Stored records
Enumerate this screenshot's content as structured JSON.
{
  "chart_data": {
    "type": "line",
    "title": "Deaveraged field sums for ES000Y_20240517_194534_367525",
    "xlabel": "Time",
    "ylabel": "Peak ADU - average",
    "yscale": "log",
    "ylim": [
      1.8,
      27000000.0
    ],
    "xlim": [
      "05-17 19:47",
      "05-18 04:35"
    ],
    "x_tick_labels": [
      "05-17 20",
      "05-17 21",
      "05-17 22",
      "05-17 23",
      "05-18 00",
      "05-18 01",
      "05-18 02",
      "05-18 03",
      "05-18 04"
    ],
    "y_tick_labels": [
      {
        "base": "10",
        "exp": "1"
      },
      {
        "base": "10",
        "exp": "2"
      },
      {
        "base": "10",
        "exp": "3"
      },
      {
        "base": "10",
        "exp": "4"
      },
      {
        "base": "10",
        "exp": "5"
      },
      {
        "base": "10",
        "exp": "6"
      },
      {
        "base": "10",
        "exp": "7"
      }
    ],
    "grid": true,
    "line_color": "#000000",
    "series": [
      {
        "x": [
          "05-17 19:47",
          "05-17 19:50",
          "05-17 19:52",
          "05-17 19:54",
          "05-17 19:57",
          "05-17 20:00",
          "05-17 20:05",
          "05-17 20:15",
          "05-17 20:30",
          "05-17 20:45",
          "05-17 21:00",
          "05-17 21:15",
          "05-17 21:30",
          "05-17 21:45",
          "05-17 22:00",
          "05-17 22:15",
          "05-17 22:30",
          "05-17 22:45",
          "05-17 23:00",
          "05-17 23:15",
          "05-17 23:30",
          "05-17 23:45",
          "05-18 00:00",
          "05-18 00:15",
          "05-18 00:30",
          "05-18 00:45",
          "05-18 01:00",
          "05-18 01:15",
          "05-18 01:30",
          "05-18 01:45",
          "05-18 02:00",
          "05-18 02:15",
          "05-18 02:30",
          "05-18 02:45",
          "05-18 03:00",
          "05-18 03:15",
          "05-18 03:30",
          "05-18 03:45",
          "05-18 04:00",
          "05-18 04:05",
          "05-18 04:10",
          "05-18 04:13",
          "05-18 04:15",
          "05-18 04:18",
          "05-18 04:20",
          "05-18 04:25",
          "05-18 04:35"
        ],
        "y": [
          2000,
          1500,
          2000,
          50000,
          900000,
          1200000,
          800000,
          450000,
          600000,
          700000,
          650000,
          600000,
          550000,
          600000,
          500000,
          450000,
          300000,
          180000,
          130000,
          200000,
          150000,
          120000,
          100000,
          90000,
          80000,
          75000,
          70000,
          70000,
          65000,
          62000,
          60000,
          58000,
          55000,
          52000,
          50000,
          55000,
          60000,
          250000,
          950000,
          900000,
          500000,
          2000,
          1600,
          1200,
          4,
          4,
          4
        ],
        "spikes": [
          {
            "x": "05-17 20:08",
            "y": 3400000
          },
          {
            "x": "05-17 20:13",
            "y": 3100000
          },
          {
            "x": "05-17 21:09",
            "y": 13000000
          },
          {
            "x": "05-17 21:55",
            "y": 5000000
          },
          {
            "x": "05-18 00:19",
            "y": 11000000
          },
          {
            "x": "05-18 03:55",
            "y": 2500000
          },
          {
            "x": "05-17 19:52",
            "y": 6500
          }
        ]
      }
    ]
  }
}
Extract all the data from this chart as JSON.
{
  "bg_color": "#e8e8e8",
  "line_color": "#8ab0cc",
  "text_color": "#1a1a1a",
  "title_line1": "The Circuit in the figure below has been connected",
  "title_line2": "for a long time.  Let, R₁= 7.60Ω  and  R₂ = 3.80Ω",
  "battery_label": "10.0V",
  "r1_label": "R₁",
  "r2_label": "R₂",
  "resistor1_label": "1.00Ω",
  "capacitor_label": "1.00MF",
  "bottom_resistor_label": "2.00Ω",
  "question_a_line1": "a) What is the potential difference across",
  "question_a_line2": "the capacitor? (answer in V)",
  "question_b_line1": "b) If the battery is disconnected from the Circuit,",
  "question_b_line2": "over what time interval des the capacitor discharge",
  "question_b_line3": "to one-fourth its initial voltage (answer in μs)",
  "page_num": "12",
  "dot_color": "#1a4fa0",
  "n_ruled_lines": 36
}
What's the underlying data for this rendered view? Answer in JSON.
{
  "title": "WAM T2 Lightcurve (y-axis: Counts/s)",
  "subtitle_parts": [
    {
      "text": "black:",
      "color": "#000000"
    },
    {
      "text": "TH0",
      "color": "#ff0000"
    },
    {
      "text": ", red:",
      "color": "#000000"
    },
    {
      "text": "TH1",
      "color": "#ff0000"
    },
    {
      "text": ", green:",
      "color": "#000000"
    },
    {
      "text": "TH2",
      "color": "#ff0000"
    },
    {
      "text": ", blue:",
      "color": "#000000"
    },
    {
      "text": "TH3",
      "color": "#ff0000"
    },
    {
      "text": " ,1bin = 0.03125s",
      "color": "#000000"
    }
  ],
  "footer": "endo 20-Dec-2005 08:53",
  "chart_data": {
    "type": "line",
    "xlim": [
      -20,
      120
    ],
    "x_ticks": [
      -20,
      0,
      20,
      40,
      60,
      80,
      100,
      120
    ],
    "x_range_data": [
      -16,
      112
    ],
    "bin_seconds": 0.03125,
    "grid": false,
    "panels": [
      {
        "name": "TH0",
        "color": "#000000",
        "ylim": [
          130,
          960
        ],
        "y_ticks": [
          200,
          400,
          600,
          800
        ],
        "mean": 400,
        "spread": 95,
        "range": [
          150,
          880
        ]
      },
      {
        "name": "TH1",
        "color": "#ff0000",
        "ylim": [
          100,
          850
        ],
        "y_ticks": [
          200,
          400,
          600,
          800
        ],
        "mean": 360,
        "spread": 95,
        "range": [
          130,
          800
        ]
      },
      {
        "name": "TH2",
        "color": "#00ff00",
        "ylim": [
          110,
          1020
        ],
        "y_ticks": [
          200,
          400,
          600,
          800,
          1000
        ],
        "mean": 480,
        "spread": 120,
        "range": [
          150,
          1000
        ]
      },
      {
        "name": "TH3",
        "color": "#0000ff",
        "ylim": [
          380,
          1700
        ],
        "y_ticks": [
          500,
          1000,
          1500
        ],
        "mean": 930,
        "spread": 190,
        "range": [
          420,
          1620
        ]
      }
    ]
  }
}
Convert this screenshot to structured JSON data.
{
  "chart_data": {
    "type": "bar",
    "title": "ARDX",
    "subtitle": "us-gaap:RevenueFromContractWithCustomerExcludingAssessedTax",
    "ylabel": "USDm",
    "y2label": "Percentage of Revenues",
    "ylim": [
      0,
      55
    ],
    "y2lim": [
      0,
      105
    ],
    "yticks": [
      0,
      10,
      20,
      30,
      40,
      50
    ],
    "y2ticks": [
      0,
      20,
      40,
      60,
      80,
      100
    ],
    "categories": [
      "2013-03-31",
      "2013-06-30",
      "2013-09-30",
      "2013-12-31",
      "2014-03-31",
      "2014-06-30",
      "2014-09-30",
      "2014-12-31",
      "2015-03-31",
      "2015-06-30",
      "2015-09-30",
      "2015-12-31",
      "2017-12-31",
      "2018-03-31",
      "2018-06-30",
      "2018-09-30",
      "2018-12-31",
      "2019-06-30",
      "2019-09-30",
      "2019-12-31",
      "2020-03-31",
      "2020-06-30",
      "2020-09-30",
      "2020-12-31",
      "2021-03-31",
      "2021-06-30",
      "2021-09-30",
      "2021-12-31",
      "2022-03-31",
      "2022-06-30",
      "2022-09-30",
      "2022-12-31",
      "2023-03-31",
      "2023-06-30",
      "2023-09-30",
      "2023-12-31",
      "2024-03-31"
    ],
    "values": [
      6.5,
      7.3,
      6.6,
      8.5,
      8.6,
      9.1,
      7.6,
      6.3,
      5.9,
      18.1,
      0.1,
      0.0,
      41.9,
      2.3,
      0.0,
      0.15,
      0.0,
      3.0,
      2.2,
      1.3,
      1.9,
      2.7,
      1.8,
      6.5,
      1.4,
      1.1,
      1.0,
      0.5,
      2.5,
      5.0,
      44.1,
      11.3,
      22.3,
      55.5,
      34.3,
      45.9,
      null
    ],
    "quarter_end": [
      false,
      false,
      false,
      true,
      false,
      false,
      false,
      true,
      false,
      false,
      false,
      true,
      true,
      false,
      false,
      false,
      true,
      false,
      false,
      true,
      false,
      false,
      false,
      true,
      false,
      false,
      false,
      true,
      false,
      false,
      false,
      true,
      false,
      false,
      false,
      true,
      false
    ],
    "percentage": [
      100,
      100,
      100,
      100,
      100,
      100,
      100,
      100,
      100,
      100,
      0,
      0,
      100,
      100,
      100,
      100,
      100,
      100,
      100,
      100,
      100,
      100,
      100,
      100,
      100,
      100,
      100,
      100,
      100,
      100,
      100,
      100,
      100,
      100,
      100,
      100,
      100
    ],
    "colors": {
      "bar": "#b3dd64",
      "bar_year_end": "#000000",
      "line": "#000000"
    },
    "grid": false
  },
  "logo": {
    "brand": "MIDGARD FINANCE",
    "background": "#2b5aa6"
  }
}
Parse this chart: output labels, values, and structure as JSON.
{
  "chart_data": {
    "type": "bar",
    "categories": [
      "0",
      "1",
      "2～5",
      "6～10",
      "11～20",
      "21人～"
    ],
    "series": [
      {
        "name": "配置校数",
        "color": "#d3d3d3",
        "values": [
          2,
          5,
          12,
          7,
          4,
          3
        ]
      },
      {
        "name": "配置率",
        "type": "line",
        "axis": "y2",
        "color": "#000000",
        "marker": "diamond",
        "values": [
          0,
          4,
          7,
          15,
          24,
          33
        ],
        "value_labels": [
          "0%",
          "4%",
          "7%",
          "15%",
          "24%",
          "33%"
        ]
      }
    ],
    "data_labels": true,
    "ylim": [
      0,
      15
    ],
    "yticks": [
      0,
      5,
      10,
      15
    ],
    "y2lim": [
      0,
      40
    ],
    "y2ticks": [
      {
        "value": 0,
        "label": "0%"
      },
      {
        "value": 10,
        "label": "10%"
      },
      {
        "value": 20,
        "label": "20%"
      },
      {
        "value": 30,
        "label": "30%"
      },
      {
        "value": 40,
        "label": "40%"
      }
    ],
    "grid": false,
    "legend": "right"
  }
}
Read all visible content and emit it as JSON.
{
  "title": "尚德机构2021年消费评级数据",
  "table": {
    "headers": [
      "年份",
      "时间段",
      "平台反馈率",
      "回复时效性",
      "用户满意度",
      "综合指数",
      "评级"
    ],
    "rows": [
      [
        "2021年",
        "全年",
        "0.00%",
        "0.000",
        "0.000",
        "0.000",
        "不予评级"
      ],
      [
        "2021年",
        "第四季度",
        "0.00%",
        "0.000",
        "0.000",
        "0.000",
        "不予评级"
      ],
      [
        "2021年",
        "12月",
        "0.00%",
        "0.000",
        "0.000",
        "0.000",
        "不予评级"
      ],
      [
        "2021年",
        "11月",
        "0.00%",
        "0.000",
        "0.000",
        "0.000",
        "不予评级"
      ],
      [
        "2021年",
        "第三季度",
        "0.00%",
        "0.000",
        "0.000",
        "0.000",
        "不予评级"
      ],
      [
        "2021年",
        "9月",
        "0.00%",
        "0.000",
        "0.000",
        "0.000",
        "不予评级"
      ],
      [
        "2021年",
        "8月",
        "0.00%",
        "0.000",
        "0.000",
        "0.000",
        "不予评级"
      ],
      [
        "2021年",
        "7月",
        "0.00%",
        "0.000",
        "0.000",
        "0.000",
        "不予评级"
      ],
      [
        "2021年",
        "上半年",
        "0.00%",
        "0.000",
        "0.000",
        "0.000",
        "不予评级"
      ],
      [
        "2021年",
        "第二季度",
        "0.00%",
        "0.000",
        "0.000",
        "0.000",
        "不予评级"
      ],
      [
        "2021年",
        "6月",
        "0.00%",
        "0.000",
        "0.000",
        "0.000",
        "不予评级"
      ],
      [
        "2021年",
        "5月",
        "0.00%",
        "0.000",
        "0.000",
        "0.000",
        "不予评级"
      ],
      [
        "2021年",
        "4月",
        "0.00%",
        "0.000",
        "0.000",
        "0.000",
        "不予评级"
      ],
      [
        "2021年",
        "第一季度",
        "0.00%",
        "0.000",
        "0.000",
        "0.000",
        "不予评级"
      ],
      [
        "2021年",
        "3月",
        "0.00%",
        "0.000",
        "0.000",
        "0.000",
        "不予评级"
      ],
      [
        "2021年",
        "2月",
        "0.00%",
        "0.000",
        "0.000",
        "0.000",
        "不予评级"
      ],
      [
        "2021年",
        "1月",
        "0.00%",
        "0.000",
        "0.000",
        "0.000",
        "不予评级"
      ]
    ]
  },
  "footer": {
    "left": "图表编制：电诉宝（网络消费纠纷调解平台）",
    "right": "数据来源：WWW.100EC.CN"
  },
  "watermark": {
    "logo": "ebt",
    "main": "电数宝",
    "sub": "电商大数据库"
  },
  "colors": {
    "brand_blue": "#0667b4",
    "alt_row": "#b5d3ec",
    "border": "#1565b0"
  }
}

:: Task to complete ::
Write out every line from the entries where "structured" appears.

:: Solution for this problem ::
Enumerate this screenshot's content as structured JSON.
Convert this screenshot to structured JSON data.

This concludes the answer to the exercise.